◆ Your goal
Count, in the entries below, the lines in which "การผล" occurs. Give the number, nothing more.

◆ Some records
========================

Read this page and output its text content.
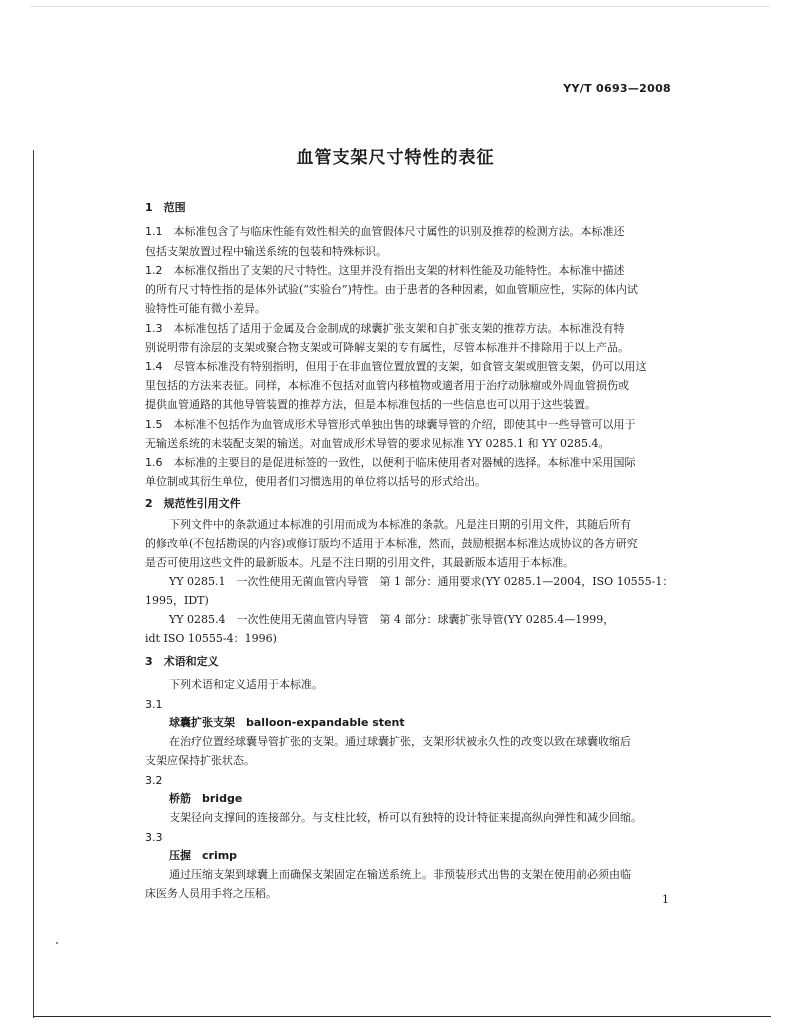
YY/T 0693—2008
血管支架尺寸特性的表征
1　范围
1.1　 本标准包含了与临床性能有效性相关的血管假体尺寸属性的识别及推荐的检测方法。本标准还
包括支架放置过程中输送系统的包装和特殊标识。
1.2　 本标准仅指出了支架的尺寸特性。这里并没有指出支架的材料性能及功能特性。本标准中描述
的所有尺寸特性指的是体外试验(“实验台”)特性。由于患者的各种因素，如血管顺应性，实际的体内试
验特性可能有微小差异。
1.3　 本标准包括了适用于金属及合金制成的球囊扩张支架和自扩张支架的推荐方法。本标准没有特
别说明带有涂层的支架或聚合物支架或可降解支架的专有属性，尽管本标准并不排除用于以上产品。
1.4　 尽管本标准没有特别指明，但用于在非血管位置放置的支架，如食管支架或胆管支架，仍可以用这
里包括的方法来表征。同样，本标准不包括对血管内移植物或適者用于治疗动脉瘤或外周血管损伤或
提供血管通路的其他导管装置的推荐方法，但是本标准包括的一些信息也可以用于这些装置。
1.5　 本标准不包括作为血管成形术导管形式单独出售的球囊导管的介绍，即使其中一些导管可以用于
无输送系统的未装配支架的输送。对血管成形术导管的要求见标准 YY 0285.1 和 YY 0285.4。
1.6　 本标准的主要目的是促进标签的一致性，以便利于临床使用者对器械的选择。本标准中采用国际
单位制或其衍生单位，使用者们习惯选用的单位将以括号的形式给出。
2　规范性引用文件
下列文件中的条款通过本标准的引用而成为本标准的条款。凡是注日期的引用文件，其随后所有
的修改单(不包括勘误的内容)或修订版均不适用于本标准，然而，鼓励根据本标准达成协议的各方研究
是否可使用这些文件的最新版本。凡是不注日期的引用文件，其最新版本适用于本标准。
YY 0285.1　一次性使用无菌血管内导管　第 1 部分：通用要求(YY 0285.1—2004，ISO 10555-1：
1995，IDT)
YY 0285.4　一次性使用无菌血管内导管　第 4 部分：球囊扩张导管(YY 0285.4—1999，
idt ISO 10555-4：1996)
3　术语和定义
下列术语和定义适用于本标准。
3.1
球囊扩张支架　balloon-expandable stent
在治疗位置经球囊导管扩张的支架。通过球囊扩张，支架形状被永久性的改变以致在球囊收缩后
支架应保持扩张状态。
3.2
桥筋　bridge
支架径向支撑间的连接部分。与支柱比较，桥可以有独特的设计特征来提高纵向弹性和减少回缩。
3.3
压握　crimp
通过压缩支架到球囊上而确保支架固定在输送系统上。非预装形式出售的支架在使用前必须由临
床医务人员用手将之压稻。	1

========================

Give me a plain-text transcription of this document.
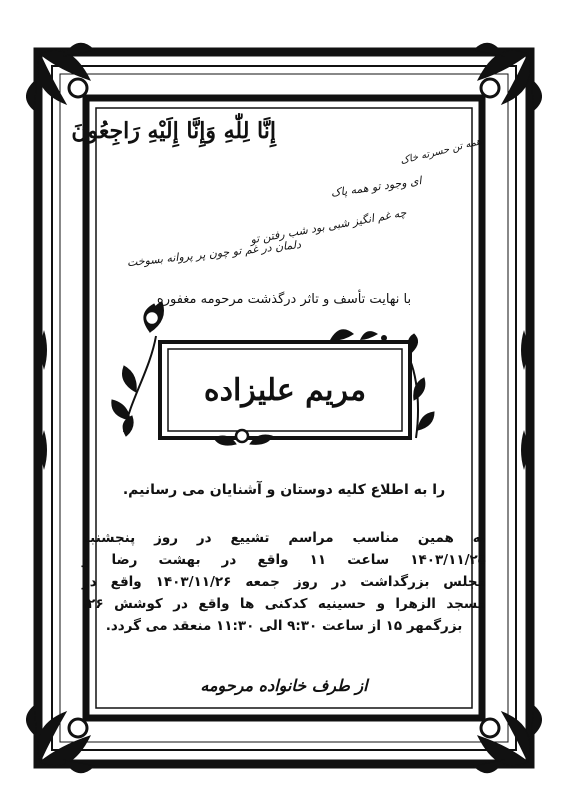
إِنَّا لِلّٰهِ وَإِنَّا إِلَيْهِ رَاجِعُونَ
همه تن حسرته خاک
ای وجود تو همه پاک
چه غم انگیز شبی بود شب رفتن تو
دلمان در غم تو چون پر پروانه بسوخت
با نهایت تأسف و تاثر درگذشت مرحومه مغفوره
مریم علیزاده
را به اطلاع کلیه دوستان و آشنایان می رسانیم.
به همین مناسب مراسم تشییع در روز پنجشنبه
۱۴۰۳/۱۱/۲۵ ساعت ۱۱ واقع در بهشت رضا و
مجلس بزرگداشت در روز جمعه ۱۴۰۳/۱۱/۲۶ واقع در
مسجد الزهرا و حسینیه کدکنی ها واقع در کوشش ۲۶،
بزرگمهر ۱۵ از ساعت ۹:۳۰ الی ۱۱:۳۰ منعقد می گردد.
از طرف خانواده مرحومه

========================

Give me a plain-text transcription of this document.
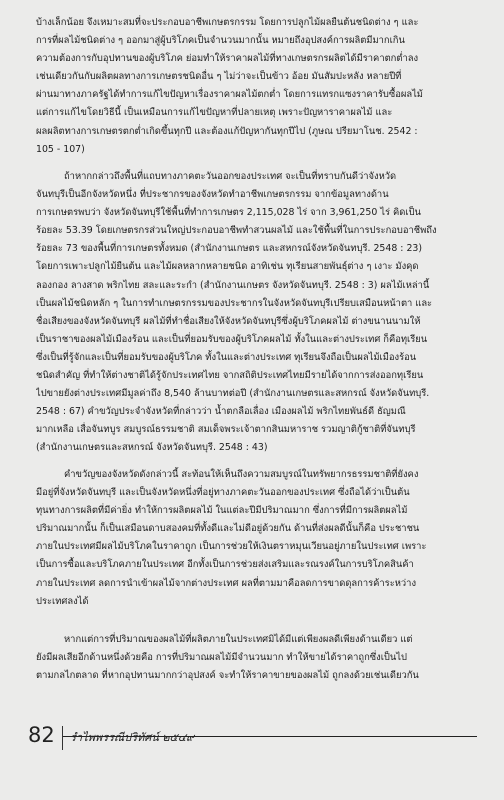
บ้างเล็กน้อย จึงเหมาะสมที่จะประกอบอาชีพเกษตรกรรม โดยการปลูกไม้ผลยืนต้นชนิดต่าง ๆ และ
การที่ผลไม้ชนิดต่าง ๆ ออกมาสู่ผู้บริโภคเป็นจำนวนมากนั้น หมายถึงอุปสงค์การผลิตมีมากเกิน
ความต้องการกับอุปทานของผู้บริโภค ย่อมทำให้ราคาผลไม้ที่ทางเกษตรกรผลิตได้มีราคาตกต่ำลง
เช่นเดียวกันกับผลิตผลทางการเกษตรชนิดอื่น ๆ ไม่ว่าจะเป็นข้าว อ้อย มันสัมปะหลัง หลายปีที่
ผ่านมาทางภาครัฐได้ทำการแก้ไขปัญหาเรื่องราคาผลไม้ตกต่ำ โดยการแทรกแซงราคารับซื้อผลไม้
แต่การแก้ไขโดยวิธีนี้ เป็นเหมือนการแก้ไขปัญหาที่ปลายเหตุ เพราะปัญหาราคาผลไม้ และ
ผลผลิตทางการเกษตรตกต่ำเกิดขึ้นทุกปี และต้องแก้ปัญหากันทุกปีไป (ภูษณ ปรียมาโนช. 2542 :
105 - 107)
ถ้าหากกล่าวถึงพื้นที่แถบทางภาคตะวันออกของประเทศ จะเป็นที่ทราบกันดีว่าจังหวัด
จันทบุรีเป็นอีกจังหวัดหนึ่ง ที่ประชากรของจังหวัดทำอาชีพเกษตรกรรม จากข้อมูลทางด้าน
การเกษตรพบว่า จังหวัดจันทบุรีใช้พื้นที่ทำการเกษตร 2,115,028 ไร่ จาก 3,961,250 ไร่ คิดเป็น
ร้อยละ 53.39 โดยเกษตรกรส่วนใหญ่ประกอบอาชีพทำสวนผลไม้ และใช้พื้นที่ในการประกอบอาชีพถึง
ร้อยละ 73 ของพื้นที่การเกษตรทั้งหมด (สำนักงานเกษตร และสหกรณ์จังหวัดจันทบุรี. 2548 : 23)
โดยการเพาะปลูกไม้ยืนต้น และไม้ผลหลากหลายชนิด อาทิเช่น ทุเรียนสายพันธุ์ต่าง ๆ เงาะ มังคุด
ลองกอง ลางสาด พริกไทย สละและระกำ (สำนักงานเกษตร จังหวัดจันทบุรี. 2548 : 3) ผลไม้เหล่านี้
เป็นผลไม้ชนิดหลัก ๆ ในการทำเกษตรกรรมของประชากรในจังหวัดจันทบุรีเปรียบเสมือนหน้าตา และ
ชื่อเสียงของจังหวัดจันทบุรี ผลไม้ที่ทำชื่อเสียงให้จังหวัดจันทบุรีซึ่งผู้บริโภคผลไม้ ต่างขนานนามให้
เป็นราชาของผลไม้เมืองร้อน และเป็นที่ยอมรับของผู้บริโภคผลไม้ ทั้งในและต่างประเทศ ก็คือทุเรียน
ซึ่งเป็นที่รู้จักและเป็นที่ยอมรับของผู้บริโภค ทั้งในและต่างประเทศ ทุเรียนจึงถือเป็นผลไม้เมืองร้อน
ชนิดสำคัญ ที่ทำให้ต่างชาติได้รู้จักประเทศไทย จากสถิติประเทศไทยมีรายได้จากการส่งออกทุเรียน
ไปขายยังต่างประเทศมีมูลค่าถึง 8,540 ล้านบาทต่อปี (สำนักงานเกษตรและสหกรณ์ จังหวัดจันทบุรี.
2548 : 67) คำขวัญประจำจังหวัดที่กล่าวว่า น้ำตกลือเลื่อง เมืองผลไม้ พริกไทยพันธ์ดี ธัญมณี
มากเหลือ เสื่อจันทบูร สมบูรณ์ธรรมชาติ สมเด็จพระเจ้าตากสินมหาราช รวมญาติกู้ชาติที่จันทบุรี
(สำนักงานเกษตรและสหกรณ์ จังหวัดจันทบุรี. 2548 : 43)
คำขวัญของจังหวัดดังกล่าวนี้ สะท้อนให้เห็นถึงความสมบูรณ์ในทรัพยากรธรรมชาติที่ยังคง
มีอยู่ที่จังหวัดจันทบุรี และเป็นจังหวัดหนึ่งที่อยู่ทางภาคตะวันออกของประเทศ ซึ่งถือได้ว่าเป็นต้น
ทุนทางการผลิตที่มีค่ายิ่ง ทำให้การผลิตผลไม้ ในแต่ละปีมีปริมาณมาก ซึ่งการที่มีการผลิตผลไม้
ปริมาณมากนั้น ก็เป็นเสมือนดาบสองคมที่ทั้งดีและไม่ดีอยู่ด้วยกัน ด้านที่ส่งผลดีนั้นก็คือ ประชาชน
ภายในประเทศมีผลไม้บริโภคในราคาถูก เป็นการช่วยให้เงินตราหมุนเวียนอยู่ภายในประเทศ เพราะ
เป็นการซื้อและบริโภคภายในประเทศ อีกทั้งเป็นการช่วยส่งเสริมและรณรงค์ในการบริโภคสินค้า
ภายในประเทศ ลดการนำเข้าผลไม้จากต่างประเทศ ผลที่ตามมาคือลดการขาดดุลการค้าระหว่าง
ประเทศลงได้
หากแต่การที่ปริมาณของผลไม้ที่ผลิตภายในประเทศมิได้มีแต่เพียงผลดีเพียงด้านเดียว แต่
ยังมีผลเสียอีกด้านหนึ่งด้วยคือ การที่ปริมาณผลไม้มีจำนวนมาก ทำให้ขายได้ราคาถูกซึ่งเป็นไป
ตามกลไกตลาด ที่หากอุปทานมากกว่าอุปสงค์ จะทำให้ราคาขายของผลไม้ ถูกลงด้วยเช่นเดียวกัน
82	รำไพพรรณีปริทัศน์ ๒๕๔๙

========================

◆ Finished task
2